→ STATED EXERCISE 1
Answer these from the page on data warehouses:
(a) Which examples of semi-structured data does it list?
(b) What does the bottom-up approach start with?
(c) Which complex data types does it name?
→ STATED EXERCISE 2
Write the next part of the page on data warehouses, picking up right after its last sentence.
#### PAGE EXCERPT
Data Warehouse
Schema
A schema defines the structure of data, including fields or columns, constraints, and the relationships between them. It serves as a blueprint for organizing data, outlining how information is arranged and connected within a system. In the context of databases or data models, a schema establishes the rules and format for storing and accessing data.
Data Type
A data type specifies the nature of data, such as simple types like number, string, date, or float, and complex types like array, struct, or map. It defines the kind of values that can be stored in a field, determining how data is processed and interpreted. Data types are fundamental for ensuring data integrity and enabling appropriate operations on stored information.
Metadata
Metadata provides additional information about data, including descriptions, functional fields, and authorship details. It includes technical information such as when data was created, last modified, and the context in which it exists. Metadata acts as a dictionary or guide, offering crucial details that help users understand and manage the primary data effectively.
Data formats
-
Structured
Highly organized and fits into a predefined model or schema. It typically includes data in tables with rows and columns, such as relational databases. Structured data is easily queryable and suitable for analysis using SQL or other structured query languages.
-
Semi-structured
Contains some structure but doesn't conform to a rigid schema. It might contain tags, metadata, or other markers that provide some level of organization. Examples include JSON, XML, and NoSQL databases. Although it doesn't adhere to a strict schema, it has some level of self-describing structure.
-
Unstructured
Lacks a predefined data model or organization. It is raw and doesn't fit neatly into databases or spreadsheets. Examples include text documents, images, videos, social media posts, emails, and audio files. Analyzing unstructured data often involves techniques like natural language processing or machine learning.
Data Warehouse
Definition
A data warehouse is a centralized repository that stores large volumes of structured and integrated data from multiple sources. It is designed to support business intelligence, reporting, and data analysis by providing a consolidated view of organizational data.
Bottom-Up Approach to Building a Data Warehouse
The Bottom-up approach is a method for constructing a data warehouse that starts with individual, department-specific data marts and integrates them into a comprehensive enterprise-wide data warehouse.
Definition
The Bottom-up approach begins by identifying and developing small, targeted data marts that serve the immediate needs of specific business units or departments. These data marts are built incrementally and can be integrated later into a larger, more comprehensive Enterprise Data Warehouse or EDW.
Instructions
-
Start Small
Begin by analyzing the data requirements of individual business units or departments.
-
Develop Targeted Marts:
Create Data Marts that are specific to a single area of the organization. This allows for quick delivery of insights and "quick wins" for specific teams.
########
#### INFORMATION GIVEN
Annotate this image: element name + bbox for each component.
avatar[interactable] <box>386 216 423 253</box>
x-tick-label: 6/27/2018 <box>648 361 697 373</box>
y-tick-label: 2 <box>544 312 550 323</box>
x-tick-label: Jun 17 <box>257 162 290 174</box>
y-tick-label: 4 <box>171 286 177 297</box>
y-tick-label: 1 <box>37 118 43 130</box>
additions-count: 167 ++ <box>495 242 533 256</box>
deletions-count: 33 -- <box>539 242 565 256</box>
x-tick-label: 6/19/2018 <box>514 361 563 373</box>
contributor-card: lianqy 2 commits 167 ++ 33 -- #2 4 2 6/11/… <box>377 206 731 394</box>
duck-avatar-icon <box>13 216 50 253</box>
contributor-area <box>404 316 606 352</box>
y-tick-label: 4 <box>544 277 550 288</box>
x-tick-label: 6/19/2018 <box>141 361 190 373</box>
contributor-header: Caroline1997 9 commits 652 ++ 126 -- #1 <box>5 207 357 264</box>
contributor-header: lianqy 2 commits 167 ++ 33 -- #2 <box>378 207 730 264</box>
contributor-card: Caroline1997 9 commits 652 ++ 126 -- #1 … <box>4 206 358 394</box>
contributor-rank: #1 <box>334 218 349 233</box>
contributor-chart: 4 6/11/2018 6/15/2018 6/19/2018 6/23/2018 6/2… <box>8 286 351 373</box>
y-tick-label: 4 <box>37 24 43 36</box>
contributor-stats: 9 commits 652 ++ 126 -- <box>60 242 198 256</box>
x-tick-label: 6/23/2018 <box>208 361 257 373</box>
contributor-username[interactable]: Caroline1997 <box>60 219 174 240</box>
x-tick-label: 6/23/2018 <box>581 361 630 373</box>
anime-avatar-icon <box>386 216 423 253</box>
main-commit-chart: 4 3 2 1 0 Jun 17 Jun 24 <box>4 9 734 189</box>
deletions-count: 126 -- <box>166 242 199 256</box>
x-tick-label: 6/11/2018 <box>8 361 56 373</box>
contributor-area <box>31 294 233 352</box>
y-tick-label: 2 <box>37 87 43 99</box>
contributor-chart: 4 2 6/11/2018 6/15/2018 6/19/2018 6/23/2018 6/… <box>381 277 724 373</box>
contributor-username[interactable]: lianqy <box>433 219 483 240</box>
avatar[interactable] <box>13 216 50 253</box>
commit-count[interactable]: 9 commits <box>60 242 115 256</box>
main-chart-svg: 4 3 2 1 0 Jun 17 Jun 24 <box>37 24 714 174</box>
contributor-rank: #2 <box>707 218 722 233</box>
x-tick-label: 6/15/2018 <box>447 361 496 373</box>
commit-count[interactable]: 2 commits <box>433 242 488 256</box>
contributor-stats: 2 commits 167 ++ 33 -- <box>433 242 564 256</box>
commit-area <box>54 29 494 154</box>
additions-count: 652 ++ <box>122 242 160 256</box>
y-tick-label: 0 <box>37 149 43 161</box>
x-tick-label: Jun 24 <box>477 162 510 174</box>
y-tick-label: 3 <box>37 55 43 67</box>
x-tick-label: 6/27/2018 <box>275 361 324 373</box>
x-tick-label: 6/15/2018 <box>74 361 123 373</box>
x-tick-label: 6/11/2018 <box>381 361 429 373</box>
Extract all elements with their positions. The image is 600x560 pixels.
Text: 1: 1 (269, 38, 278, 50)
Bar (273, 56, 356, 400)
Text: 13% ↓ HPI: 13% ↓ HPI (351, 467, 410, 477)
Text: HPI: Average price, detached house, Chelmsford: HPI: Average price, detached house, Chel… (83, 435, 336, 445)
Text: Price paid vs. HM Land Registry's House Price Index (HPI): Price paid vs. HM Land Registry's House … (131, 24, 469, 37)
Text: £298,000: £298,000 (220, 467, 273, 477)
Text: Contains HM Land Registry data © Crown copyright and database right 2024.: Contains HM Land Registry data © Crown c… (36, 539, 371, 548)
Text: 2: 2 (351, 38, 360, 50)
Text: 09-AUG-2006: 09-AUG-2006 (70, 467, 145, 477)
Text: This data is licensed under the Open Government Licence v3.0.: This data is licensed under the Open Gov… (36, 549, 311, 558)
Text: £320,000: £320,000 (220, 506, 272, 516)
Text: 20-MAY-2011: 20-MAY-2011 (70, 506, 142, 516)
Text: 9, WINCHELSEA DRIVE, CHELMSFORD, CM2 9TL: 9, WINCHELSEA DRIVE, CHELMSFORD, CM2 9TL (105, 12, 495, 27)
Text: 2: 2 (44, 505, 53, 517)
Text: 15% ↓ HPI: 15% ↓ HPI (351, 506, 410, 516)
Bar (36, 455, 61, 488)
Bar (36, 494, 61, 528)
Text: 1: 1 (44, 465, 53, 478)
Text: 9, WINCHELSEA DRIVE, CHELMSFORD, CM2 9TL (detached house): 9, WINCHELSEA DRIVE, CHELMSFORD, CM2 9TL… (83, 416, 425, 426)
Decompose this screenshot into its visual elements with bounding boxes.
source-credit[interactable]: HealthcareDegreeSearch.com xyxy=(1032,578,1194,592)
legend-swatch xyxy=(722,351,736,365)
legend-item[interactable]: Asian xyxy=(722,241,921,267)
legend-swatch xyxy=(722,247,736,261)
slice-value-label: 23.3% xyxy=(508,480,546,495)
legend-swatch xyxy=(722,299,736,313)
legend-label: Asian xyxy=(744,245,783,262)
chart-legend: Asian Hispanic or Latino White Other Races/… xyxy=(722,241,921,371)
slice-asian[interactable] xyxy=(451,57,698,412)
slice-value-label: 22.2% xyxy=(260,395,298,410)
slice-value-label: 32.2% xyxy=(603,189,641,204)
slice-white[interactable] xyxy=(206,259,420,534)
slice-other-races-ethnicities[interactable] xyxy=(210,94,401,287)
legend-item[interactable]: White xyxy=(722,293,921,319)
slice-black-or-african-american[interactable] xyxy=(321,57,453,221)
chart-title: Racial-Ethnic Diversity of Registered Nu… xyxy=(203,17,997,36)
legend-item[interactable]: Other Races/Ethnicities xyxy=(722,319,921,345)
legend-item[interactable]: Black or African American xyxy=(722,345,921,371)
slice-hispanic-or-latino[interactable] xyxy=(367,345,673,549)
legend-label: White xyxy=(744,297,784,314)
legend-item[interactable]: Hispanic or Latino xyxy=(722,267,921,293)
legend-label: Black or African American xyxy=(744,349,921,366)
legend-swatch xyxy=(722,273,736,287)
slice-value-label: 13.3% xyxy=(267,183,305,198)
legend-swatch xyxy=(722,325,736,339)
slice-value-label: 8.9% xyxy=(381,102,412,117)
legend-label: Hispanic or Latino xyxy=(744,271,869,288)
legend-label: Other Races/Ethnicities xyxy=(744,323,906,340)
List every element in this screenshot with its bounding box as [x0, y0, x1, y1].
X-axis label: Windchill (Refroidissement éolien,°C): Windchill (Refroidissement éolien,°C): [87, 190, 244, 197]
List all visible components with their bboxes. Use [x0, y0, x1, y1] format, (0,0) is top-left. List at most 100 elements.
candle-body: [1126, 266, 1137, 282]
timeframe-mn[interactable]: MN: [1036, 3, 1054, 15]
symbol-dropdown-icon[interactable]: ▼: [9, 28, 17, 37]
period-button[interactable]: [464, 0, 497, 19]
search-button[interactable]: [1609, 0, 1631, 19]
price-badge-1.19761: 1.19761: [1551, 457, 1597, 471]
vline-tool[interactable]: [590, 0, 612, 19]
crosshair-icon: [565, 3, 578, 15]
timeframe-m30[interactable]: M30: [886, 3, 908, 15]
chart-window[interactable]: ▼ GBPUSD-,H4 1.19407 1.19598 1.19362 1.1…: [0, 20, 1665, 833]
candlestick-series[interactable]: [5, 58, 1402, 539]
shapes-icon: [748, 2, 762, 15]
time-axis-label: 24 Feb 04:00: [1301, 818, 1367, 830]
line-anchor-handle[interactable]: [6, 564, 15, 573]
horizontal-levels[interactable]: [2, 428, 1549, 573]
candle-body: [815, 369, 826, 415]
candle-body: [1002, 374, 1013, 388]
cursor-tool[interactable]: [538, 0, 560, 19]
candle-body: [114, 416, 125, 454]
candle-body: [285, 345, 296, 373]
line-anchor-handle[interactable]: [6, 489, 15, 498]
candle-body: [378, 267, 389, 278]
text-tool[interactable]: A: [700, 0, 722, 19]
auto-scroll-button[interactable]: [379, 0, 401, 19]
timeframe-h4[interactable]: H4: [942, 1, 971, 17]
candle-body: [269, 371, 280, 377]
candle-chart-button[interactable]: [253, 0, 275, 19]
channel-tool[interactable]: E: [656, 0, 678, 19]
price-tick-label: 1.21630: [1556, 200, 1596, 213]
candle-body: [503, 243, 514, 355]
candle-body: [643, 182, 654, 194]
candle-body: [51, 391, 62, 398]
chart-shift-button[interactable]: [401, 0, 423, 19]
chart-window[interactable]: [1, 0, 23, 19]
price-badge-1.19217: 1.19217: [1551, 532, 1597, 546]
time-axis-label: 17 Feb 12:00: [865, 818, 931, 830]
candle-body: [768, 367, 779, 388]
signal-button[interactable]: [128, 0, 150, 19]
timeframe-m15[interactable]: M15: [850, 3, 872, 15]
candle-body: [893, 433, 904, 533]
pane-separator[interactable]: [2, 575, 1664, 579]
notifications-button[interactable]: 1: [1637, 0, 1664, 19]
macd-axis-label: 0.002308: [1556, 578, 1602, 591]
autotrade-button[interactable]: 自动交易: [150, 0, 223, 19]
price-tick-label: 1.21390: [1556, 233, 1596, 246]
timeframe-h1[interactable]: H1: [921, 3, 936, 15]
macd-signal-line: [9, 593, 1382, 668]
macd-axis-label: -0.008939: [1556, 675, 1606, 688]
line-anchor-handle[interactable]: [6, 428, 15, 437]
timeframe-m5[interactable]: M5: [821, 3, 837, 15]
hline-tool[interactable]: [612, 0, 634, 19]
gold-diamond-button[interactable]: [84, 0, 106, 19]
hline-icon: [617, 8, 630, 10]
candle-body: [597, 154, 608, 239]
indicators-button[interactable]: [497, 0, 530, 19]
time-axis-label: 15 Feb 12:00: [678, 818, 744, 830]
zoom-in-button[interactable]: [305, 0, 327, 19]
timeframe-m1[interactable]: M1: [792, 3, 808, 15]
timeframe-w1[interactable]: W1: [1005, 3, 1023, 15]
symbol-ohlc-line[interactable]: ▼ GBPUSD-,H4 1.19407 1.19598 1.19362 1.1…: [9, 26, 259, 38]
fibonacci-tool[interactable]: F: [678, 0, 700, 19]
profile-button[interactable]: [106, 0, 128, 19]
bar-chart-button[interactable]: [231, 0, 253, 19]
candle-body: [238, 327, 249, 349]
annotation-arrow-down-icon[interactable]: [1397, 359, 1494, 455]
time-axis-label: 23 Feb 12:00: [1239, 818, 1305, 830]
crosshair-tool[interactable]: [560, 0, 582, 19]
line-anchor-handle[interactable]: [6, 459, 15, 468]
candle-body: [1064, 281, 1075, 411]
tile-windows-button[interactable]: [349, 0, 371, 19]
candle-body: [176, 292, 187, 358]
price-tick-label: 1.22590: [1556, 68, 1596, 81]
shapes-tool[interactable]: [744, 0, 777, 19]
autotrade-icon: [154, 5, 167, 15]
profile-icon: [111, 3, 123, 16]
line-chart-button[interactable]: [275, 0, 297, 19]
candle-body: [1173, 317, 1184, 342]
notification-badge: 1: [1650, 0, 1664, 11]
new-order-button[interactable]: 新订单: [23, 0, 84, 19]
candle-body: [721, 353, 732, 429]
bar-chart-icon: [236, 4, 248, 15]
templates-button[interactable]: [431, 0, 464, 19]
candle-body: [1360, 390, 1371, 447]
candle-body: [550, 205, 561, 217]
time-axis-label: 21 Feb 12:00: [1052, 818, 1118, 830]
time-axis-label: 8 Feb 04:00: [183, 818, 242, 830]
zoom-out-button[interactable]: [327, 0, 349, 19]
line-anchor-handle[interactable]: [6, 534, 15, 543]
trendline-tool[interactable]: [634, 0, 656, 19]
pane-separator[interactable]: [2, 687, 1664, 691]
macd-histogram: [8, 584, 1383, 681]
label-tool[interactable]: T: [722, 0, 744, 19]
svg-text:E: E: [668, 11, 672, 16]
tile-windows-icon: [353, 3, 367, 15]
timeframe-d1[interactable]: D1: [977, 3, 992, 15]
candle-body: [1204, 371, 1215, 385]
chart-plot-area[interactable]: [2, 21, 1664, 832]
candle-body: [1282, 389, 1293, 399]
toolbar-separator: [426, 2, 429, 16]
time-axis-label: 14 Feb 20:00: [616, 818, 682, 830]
########
→ WRITTEN RESPONSE 1
(a) JSON, XML, and NoSQL databases.
(b) Individual, department-specific data marts.
(c) Array, struct, and map.

→ WRITTEN RESPONSE 2
-
Implement Incrementally:
Build and deploy these data marts one at a time, focusing on immediate needs.
-
Integrate Over Time:
As more data marts are created, they can be gradually integrated to form a larger, more holistic data warehouse. This approach allows for faster implementation and is more agile, as changes can be made to individual marts without disrupting the entire system.
Top-Down Approach to Building a Data Warehouse
The Top-down approach is a strategic methodology for building a data warehouse that starts with a comprehensive, enterprise-wide view and then develops smaller, integrated components.
Definition
The Top-down approach begins with a strategic and comprehensive methodology that considers the entire organization's data requirements. It involves building a centralized Enterprise Data Warehouse or EDW first, which then serves as the foundation for developing various data marts for different departments.
Instructions
-
Strategic Planning:
Begin with a strategic plan that considers the data needs of the entire organization.
-
Build the Core:
Design and build a centralized Enterprise Data Warehouse or EDW that provides a holistic view of the company's data.
-
Develop Marts:
Create data marts from the central EDW to serve the specific needs of different departments.
-
Ensure Consistency:
This approach ensures data consistency across the organization by centralizing the data model and integration processes. While it provides a comprehensive view, it can be more rigid and time-consuming to implement.
Build approach FEELT TABELL
Operation Data Store or ODS
Designed to integrate and consolidate data from various operational systems in near real-time. ODS focuses on transactional data and serves as an interim repository for data before it gets loaded into the data warehouse.
Enterprise Data Warehouse or EDW:
A comprehensive and centralized repository that integrates data from various sources across an entire organization. It serves as the single source of truth for business intelligence and decision-making.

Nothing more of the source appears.